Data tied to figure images
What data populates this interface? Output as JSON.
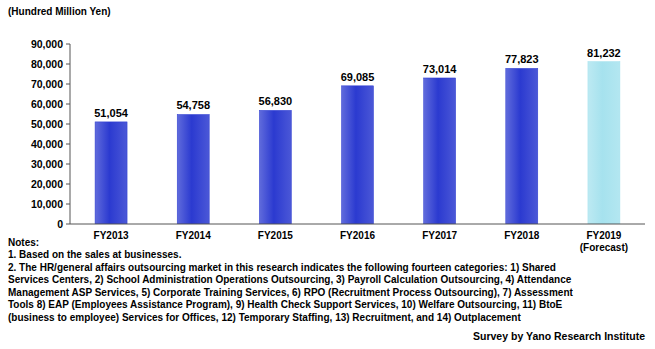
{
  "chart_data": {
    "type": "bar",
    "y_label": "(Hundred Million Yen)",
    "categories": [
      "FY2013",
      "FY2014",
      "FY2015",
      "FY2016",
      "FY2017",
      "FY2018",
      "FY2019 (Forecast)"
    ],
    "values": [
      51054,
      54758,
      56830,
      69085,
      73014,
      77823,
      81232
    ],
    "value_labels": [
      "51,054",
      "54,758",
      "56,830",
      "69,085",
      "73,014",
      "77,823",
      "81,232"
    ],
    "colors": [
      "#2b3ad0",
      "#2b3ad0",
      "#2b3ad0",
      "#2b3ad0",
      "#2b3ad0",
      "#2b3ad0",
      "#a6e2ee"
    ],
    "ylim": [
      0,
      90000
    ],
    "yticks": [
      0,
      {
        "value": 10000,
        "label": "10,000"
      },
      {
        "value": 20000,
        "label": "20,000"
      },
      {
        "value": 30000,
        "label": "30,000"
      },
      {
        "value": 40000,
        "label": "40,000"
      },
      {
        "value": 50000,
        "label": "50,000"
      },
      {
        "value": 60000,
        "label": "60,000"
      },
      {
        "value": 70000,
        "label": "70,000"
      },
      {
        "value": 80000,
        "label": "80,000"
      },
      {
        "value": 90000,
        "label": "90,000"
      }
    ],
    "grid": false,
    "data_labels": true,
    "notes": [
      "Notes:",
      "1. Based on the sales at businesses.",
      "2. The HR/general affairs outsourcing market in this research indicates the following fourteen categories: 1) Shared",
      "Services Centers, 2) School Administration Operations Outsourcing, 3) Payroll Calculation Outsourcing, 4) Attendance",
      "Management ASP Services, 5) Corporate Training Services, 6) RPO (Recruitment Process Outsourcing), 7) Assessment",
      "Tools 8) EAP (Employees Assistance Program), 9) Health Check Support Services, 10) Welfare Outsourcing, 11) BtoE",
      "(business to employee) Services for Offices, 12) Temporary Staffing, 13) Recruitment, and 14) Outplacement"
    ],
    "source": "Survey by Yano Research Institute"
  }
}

--- Task description ---
Write out the records above once more, word for word, with no pictures.

--- Answer for the task ---
What data populates this interface? Output as JSON.
{
  "chart_data": {
    "type": "bar",
    "y_label": "(Hundred Million Yen)",
    "categories": [
      "FY2013",
      "FY2014",
      "FY2015",
      "FY2016",
      "FY2017",
      "FY2018",
      "FY2019 (Forecast)"
    ],
    "values": [
      51054,
      54758,
      56830,
      69085,
      73014,
      77823,
      81232
    ],
    "value_labels": [
      "51,054",
      "54,758",
      "56,830",
      "69,085",
      "73,014",
      "77,823",
      "81,232"
    ],
    "colors": [
      "#2b3ad0",
      "#2b3ad0",
      "#2b3ad0",
      "#2b3ad0",
      "#2b3ad0",
      "#2b3ad0",
      "#a6e2ee"
    ],
    "ylim": [
      0,
      90000
    ],
    "yticks": [
      0,
      {
        "value": 10000,
        "label": "10,000"
      },
      {
        "value": 20000,
        "label": "20,000"
      },
      {
        "value": 30000,
        "label": "30,000"
      },
      {
        "value": 40000,
        "label": "40,000"
      },
      {
        "value": 50000,
        "label": "50,000"
      },
      {
        "value": 60000,
        "label": "60,000"
      },
      {
        "value": 70000,
        "label": "70,000"
      },
      {
        "value": 80000,
        "label": "80,000"
      },
      {
        "value": 90000,
        "label": "90,000"
      }
    ],
    "grid": false,
    "data_labels": true,
    "notes": [
      "Notes:",
      "1. Based on the sales at businesses.",
      "2. The HR/general affairs outsourcing market in this research indicates the following fourteen categories: 1) Shared",
      "Services Centers, 2) School Administration Operations Outsourcing, 3) Payroll Calculation Outsourcing, 4) Attendance",
      "Management ASP Services, 5) Corporate Training Services, 6) RPO (Recruitment Process Outsourcing), 7) Assessment",
      "Tools 8) EAP (Employees Assistance Program), 9) Health Check Support Services, 10) Welfare Outsourcing, 11) BtoE",
      "(business to employee) Services for Offices, 12) Temporary Staffing, 13) Recruitment, and 14) Outplacement"
    ],
    "source": "Survey by Yano Research Institute"
  }
}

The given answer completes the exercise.